-- Excerpts from a figure dataset --

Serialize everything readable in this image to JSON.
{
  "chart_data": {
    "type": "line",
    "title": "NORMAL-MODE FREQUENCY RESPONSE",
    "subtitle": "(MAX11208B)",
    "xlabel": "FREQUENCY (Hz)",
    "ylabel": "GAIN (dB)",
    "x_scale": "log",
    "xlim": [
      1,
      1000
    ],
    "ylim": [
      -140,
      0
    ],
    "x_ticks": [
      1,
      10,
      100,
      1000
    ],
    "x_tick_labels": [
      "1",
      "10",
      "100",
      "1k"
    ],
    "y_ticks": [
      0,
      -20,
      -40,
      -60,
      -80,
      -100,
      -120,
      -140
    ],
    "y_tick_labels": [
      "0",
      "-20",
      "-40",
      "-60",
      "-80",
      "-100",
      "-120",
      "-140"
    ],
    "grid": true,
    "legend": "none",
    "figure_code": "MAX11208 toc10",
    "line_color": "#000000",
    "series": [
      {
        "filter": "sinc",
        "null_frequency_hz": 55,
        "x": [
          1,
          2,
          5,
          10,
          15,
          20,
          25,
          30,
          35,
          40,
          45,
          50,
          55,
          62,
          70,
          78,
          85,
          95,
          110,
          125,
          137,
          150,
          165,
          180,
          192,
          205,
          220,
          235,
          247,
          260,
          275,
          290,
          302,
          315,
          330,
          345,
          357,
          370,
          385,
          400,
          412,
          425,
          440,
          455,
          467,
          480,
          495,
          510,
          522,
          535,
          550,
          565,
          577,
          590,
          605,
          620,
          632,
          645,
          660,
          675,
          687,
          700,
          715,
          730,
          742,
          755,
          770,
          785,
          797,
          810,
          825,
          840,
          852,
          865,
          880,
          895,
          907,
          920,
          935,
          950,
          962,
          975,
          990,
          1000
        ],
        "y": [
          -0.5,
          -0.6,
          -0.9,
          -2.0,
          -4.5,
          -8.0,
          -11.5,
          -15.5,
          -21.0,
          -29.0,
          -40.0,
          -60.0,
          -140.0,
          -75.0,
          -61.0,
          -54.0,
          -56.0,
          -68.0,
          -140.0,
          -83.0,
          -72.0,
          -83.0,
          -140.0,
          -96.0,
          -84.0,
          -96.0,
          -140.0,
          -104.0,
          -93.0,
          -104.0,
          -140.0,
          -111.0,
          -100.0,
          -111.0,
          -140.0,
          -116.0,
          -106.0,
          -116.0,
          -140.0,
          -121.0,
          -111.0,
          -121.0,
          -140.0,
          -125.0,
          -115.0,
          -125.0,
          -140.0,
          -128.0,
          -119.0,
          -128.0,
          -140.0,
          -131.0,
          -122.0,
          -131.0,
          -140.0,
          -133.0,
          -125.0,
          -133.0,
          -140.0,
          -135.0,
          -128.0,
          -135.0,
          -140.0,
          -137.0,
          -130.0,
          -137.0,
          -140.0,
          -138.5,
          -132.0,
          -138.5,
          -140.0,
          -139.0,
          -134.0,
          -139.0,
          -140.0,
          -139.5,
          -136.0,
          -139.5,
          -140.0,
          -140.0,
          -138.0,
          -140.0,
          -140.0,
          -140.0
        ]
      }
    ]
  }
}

-- Challenge --
Each line of the material should be duplicated exactly, please.

-- Worked answer --
Serialize everything readable in this image to JSON.
{
  "chart_data": {
    "type": "line",
    "title": "NORMAL-MODE FREQUENCY RESPONSE",
    "subtitle": "(MAX11208B)",
    "xlabel": "FREQUENCY (Hz)",
    "ylabel": "GAIN (dB)",
    "x_scale": "log",
    "xlim": [
      1,
      1000
    ],
    "ylim": [
      -140,
      0
    ],
    "x_ticks": [
      1,
      10,
      100,
      1000
    ],
    "x_tick_labels": [
      "1",
      "10",
      "100",
      "1k"
    ],
    "y_ticks": [
      0,
      -20,
      -40,
      -60,
      -80,
      -100,
      -120,
      -140
    ],
    "y_tick_labels": [
      "0",
      "-20",
      "-40",
      "-60",
      "-80",
      "-100",
      "-120",
      "-140"
    ],
    "grid": true,
    "legend": "none",
    "figure_code": "MAX11208 toc10",
    "line_color": "#000000",
    "series": [
      {
        "filter": "sinc",
        "null_frequency_hz": 55,
        "x": [
          1,
          2,
          5,
          10,
          15,
          20,
          25,
          30,
          35,
          40,
          45,
          50,
          55,
          62,
          70,
          78,
          85,
          95,
          110,
          125,
          137,
          150,
          165,
          180,
          192,
          205,
          220,
          235,
          247,
          260,
          275,
          290,
          302,
          315,
          330,
          345,
          357,
          370,
          385,
          400,
          412,
          425,
          440,
          455,
          467,
          480,
          495,
          510,
          522,
          535,
          550,
          565,
          577,
          590,
          605,
          620,
          632,
          645,
          660,
          675,
          687,
          700,
          715,
          730,
          742,
          755,
          770,
          785,
          797,
          810,
          825,
          840,
          852,
          865,
          880,
          895,
          907,
          920,
          935,
          950,
          962,
          975,
          990,
          1000
        ],
        "y": [
          -0.5,
          -0.6,
          -0.9,
          -2.0,
          -4.5,
          -8.0,
          -11.5,
          -15.5,
          -21.0,
          -29.0,
          -40.0,
          -60.0,
          -140.0,
          -75.0,
          -61.0,
          -54.0,
          -56.0,
          -68.0,
          -140.0,
          -83.0,
          -72.0,
          -83.0,
          -140.0,
          -96.0,
          -84.0,
          -96.0,
          -140.0,
          -104.0,
          -93.0,
          -104.0,
          -140.0,
          -111.0,
          -100.0,
          -111.0,
          -140.0,
          -116.0,
          -106.0,
          -116.0,
          -140.0,
          -121.0,
          -111.0,
          -121.0,
          -140.0,
          -125.0,
          -115.0,
          -125.0,
          -140.0,
          -128.0,
          -119.0,
          -128.0,
          -140.0,
          -131.0,
          -122.0,
          -131.0,
          -140.0,
          -133.0,
          -125.0,
          -133.0,
          -140.0,
          -135.0,
          -128.0,
          -135.0,
          -140.0,
          -137.0,
          -130.0,
          -137.0,
          -140.0,
          -138.5,
          -132.0,
          -138.5,
          -140.0,
          -139.0,
          -134.0,
          -139.0,
          -140.0,
          -139.5,
          -136.0,
          -139.5,
          -140.0,
          -140.0,
          -138.0,
          -140.0,
          -140.0,
          -140.0
        ]
      }
    ]
  }
}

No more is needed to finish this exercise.